Records from a data collection
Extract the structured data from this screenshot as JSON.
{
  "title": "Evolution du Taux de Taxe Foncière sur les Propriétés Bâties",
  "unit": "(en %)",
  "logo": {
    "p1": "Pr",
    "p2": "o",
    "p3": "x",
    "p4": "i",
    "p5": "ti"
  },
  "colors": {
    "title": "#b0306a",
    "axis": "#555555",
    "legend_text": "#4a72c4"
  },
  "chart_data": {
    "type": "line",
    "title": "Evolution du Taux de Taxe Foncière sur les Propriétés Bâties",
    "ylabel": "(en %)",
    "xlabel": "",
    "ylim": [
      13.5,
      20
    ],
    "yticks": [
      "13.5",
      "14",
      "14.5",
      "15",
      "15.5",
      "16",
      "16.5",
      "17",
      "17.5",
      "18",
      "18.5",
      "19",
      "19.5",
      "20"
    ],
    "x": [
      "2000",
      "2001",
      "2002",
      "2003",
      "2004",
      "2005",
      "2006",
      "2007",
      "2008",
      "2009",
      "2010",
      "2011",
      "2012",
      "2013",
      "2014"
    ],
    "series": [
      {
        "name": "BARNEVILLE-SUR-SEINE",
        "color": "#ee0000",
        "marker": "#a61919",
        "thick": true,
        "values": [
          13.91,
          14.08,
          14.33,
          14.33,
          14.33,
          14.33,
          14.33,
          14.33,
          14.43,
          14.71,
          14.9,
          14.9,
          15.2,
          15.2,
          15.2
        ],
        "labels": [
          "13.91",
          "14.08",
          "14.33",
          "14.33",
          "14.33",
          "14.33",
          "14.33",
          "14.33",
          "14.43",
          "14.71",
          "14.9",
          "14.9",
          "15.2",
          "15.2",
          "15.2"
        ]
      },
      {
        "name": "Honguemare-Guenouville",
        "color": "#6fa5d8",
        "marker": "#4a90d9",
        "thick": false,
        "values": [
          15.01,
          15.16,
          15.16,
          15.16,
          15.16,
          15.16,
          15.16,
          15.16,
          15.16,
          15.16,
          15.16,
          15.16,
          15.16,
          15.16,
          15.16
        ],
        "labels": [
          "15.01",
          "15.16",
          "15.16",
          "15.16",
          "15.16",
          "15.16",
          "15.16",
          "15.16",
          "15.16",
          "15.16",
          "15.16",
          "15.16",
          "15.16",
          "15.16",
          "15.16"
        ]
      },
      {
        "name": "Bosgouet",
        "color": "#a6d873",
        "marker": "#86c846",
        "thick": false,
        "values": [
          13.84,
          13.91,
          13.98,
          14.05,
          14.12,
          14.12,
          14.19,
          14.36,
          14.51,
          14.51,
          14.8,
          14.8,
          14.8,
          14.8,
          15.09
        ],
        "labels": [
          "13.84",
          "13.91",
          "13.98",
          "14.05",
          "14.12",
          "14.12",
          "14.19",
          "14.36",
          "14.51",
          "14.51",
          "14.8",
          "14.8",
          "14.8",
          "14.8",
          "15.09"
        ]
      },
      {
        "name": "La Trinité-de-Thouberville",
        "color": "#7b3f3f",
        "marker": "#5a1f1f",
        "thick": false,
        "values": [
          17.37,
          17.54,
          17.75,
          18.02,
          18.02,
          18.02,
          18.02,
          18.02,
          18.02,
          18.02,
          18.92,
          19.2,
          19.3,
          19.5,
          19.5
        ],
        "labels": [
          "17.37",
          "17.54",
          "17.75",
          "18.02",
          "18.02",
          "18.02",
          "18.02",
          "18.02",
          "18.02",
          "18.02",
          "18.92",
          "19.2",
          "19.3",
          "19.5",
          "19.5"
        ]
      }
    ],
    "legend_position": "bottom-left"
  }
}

▶ WHAT YOU ARE ASKED TO DO
Repeat all of the entries exactly.

▶ RESPONSE TO THIS EXERCISE
Extract the structured data from this screenshot as JSON.
{
  "title": "Evolution du Taux de Taxe Foncière sur les Propriétés Bâties",
  "unit": "(en %)",
  "logo": {
    "p1": "Pr",
    "p2": "o",
    "p3": "x",
    "p4": "i",
    "p5": "ti"
  },
  "colors": {
    "title": "#b0306a",
    "axis": "#555555",
    "legend_text": "#4a72c4"
  },
  "chart_data": {
    "type": "line",
    "title": "Evolution du Taux de Taxe Foncière sur les Propriétés Bâties",
    "ylabel": "(en %)",
    "xlabel": "",
    "ylim": [
      13.5,
      20
    ],
    "yticks": [
      "13.5",
      "14",
      "14.5",
      "15",
      "15.5",
      "16",
      "16.5",
      "17",
      "17.5",
      "18",
      "18.5",
      "19",
      "19.5",
      "20"
    ],
    "x": [
      "2000",
      "2001",
      "2002",
      "2003",
      "2004",
      "2005",
      "2006",
      "2007",
      "2008",
      "2009",
      "2010",
      "2011",
      "2012",
      "2013",
      "2014"
    ],
    "series": [
      {
        "name": "BARNEVILLE-SUR-SEINE",
        "color": "#ee0000",
        "marker": "#a61919",
        "thick": true,
        "values": [
          13.91,
          14.08,
          14.33,
          14.33,
          14.33,
          14.33,
          14.33,
          14.33,
          14.43,
          14.71,
          14.9,
          14.9,
          15.2,
          15.2,
          15.2
        ],
        "labels": [
          "13.91",
          "14.08",
          "14.33",
          "14.33",
          "14.33",
          "14.33",
          "14.33",
          "14.33",
          "14.43",
          "14.71",
          "14.9",
          "14.9",
          "15.2",
          "15.2",
          "15.2"
        ]
      },
      {
        "name": "Honguemare-Guenouville",
        "color": "#6fa5d8",
        "marker": "#4a90d9",
        "thick": false,
        "values": [
          15.01,
          15.16,
          15.16,
          15.16,
          15.16,
          15.16,
          15.16,
          15.16,
          15.16,
          15.16,
          15.16,
          15.16,
          15.16,
          15.16,
          15.16
        ],
        "labels": [
          "15.01",
          "15.16",
          "15.16",
          "15.16",
          "15.16",
          "15.16",
          "15.16",
          "15.16",
          "15.16",
          "15.16",
          "15.16",
          "15.16",
          "15.16",
          "15.16",
          "15.16"
        ]
      },
      {
        "name": "Bosgouet",
        "color": "#a6d873",
        "marker": "#86c846",
        "thick": false,
        "values": [
          13.84,
          13.91,
          13.98,
          14.05,
          14.12,
          14.12,
          14.19,
          14.36,
          14.51,
          14.51,
          14.8,
          14.8,
          14.8,
          14.8,
          15.09
        ],
        "labels": [
          "13.84",
          "13.91",
          "13.98",
          "14.05",
          "14.12",
          "14.12",
          "14.19",
          "14.36",
          "14.51",
          "14.51",
          "14.8",
          "14.8",
          "14.8",
          "14.8",
          "15.09"
        ]
      },
      {
        "name": "La Trinité-de-Thouberville",
        "color": "#7b3f3f",
        "marker": "#5a1f1f",
        "thick": false,
        "values": [
          17.37,
          17.54,
          17.75,
          18.02,
          18.02,
          18.02,
          18.02,
          18.02,
          18.02,
          18.02,
          18.92,
          19.2,
          19.3,
          19.5,
          19.5
        ],
        "labels": [
          "17.37",
          "17.54",
          "17.75",
          "18.02",
          "18.02",
          "18.02",
          "18.02",
          "18.02",
          "18.02",
          "18.02",
          "18.92",
          "19.2",
          "19.3",
          "19.5",
          "19.5"
        ]
      }
    ],
    "legend_position": "bottom-left"
  }
}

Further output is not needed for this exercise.